Items from a dataset
───

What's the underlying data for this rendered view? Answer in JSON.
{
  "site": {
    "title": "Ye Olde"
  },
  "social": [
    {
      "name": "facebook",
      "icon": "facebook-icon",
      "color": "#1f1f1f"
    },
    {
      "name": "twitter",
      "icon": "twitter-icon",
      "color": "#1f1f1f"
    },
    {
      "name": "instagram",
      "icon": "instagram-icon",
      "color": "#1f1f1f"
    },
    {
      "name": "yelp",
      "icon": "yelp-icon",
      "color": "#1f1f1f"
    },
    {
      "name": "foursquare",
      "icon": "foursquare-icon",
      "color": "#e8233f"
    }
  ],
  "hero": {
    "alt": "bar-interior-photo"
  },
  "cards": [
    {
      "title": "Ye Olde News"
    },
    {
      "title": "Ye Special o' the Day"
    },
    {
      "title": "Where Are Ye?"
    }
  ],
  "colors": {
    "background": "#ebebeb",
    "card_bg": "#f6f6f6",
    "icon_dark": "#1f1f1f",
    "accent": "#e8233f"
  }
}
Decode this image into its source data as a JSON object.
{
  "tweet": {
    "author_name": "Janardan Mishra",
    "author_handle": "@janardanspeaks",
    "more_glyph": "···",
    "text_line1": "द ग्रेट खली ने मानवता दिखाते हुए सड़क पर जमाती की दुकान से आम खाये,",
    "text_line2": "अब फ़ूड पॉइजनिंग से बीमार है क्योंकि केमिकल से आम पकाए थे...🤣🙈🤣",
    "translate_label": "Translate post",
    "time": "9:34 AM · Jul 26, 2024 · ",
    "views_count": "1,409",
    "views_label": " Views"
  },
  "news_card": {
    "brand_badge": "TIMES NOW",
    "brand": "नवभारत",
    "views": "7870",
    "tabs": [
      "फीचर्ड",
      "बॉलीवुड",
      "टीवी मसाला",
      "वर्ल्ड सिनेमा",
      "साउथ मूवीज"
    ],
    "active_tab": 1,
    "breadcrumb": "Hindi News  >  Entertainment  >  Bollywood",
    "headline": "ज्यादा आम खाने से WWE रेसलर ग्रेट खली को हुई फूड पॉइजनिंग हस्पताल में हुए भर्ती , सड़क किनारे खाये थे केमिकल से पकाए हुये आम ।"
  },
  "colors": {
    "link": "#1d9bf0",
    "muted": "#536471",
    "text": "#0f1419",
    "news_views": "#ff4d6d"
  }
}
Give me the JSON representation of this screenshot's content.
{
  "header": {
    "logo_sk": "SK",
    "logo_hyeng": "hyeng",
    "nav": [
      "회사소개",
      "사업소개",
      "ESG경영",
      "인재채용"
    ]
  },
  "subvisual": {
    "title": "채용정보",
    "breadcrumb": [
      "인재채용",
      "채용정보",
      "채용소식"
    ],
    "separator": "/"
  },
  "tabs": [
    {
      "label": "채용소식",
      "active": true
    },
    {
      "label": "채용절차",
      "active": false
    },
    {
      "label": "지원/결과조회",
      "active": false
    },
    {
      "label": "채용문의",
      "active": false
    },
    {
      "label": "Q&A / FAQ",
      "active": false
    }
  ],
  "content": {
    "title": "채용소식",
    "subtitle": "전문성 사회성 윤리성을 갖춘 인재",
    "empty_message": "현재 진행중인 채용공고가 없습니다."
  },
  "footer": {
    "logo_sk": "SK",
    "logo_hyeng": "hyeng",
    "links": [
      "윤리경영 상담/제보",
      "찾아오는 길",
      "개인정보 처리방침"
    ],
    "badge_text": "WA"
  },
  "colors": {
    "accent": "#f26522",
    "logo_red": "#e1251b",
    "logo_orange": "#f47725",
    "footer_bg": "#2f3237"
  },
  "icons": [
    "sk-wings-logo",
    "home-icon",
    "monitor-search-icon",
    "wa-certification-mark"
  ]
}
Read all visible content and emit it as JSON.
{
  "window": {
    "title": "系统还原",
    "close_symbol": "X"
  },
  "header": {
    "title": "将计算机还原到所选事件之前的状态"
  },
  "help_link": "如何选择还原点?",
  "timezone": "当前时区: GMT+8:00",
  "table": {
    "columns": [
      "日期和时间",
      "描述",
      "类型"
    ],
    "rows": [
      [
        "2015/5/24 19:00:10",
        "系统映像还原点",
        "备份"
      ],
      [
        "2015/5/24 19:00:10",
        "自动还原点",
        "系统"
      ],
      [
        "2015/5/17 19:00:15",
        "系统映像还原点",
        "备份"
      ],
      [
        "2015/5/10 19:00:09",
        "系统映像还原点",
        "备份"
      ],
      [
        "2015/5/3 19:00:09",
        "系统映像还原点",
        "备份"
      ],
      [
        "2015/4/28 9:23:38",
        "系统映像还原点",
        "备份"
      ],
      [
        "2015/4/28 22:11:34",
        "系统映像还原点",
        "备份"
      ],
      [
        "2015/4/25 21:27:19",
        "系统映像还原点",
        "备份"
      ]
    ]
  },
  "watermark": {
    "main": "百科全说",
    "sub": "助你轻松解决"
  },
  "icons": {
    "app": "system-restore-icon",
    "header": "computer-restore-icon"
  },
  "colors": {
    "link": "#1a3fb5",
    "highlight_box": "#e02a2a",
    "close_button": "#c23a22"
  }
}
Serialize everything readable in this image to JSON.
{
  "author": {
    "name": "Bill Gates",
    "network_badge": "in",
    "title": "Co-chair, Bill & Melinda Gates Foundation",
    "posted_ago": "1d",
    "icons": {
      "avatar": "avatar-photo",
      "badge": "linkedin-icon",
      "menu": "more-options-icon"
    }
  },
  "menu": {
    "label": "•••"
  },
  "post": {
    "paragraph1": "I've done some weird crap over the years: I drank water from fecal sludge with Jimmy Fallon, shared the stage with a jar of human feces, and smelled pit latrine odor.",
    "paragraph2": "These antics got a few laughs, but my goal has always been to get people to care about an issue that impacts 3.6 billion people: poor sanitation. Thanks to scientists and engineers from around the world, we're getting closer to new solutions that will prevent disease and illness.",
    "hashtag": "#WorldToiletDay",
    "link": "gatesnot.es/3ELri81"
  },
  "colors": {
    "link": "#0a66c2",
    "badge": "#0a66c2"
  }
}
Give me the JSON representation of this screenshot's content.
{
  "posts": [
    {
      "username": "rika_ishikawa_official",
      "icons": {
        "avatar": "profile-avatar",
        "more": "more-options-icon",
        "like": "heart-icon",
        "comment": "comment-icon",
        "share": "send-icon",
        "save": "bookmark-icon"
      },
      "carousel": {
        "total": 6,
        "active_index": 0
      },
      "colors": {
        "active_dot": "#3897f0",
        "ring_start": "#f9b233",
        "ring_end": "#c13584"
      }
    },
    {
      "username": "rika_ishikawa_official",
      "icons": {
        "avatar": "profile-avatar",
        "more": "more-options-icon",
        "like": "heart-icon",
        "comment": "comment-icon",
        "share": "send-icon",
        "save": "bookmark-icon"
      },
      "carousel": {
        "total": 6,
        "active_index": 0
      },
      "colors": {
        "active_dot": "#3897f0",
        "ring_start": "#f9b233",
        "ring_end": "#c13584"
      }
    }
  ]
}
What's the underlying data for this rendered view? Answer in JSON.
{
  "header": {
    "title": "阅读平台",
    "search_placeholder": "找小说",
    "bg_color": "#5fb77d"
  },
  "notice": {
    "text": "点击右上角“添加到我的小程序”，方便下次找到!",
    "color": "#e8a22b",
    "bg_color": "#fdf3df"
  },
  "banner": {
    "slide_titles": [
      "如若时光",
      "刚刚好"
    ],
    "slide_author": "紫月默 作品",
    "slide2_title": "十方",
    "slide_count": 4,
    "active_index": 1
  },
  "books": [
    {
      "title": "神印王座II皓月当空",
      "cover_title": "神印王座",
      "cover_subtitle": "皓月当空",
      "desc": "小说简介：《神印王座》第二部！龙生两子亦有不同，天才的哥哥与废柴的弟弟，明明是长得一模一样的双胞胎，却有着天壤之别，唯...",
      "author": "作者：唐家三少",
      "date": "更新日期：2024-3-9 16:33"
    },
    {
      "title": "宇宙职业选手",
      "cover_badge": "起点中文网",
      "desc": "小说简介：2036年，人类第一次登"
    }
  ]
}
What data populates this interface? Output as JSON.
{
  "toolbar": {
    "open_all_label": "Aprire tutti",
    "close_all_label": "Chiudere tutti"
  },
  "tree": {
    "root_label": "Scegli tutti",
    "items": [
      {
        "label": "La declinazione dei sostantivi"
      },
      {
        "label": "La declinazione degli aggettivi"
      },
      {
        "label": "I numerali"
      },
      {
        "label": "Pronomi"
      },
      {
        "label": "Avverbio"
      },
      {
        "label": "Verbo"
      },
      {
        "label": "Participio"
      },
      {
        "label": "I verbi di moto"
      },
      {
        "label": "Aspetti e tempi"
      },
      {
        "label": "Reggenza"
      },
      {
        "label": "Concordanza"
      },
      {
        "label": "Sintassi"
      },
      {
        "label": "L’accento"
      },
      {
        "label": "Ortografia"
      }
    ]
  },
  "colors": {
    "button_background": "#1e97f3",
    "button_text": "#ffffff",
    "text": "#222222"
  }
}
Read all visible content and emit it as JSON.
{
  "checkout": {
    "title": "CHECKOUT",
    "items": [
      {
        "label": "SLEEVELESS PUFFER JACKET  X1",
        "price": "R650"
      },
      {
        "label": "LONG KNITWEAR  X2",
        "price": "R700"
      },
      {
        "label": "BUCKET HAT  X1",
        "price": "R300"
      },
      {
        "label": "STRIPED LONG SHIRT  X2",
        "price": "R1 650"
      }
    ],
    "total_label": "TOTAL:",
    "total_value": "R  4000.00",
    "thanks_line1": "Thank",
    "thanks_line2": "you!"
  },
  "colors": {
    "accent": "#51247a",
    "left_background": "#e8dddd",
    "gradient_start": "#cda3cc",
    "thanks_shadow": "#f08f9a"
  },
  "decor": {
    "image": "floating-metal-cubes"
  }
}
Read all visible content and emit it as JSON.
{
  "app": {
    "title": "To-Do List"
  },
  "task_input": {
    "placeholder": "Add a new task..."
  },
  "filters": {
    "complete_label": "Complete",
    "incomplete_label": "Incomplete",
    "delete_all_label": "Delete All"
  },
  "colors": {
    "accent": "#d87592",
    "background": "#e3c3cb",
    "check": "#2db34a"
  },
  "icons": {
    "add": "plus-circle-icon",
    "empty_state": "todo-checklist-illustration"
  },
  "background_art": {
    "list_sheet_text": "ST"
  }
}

───

WHAT YOU SHOULD DO: Track down every line with the word "小说简介" and copy it.

ANSWER BELOW:
      "desc": "小说简介：《神印王座》第二部！龙生两子亦有不同，天才的哥哥与废柴的弟弟，明明是长得一模一样的双胞胎，却有着天壤之别，唯...",
      "desc": "小说简介：2036年，人类第一次登"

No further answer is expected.